Dragons in the Algorithm
Adventures in Programming
by Michael Chermside

Constant Crawl Design - Part 2

Suppose you were building a tool for anonymously capture the (public) websites that a user visited. What would the UI requirements be?

The basic experience would be a perfectly normal browsing experience: users would launch their favorite web browser normally, would browse around the web normally and everything would "just work". This means that clearly the system would function as a browser plug-in. Fortunately, nearly all modern browsers support some form of plug-ins. In principle, one could also develop this as a proxy, but it would be much more difficult to develop an effective UI.

An easy-to-use installation process is important if one is seeking a large user base. This means using the normal means for the platform (an installer for windows, but RPM, yum, etc for linux). It means that the installer sets up the browser plugin, allocates the disk space needed for storage, and creates the services needed to join the P2P network.

The plugin itself offers two basic pieces of functionality. One would be that it captures the content of the web as it is viewed, and (where appropriate) archives it for the crawl. The other is the benefit for the user of the plugin: it allows them to view content from the crawled archive when the normal site is slow or unavailable. (For instance, the "slashdot effect" where a smaller site is featured on a popular news site like Slashdot or Reddit and becomes overwhelmed.)

**Given data:**
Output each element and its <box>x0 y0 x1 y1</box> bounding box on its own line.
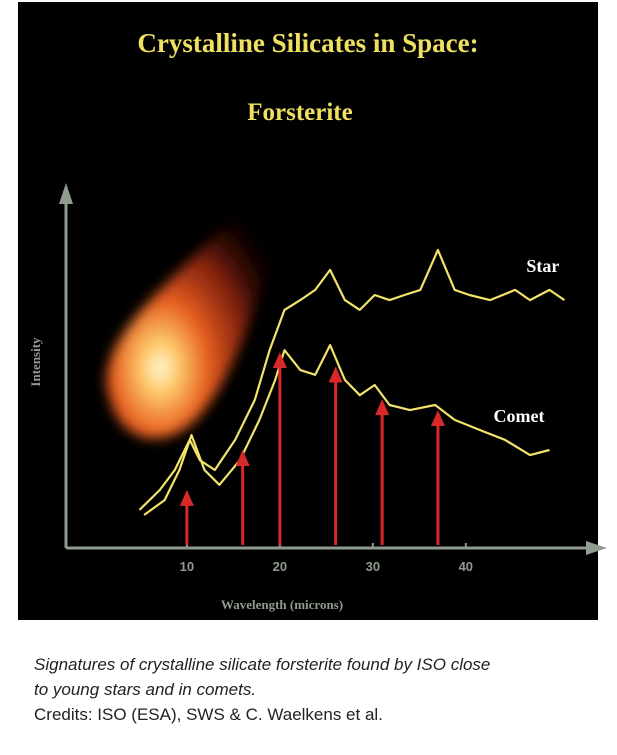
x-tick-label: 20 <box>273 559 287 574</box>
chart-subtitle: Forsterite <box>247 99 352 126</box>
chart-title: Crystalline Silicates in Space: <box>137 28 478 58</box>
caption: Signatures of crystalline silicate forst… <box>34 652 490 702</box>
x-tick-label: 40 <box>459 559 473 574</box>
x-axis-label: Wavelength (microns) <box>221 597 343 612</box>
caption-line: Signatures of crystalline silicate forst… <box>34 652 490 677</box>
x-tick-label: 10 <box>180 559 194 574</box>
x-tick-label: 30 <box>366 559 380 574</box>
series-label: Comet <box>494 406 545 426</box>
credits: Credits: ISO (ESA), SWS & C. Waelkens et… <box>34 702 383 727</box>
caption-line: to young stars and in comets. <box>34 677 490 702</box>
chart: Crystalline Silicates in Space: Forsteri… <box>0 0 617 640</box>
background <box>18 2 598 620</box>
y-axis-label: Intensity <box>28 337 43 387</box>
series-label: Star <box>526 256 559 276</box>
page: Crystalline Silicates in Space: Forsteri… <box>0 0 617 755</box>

**Directive 1:**
Reproduce only the lines of the entries starting with the line containing "x-tick-label: 20 <box>273 559 287 574</box>" and going on through the line containing "caption: Signatures of", with "Forsterite" renamed to "Fayalite" and everything else left unchanged.
**Directive 2:**
Carry the post on the Constant Crawl design further from where it stops.

**Task response 1:**
x-tick-label: 20 <box>273 559 287 574</box>
chart-subtitle: Fayalite <box>247 99 352 126</box>
chart-title: Crystalline Silicates in Space: <box>137 28 478 58</box>
caption: Signatures of crystalline silicate forst… <box>34 652 490 702</box>

**Task response 2:**
The plugin should have three basic "modes". Any well-behaved plugin should provide an easy way turn it off, so one mode is "disabled". Another mode would be for loading all content (or perhaps just re-loading the current page) from the archive. And of course there would be the normal mode (more on this in a moment). The mode affects the page rather drastically (changes where we are getting it from or whether we are potentially sharing it with the world) so the plugin should probably provide an indicator of some sort in or near the URL bar, and this indicator might as well provide the means for switching the mode as well.

What behavior would we want in "normal mode"? Pages that get viewed are eligible for sharing, but only if that page is determined to be a "public" page (see other essays for details on this). So the plugin would need to capture the content of the page and immediately after rendering it (perhaps in a separate thread) begin to process it for possible sharing. I've used the term "page", but essentially all content should be treated this way, including images, CSS and JavaScript files, even AJAX calls: any content downloaded by the browser.

The next question is when content should be downloaded from the archive. Unlike Google Web Accelerator, I think it is unlikely that this design involving anonymous P2P technology will ever be faster than ordinary browsing to a normally functioning web site. But it can be available in those cases where the ordinary site no longer is, where the HTTP request times out, or a 404 (page not found), 410 (page gone), 503 (server overloaded) or some other error is returned. The simplest solution would be to attempt to load the page from the storage network whenever these conditions occur. Always trying to load every page from both web and storage (and displaying the one that arrives first) would put far too much load on the storage network for pages that would never be viewed.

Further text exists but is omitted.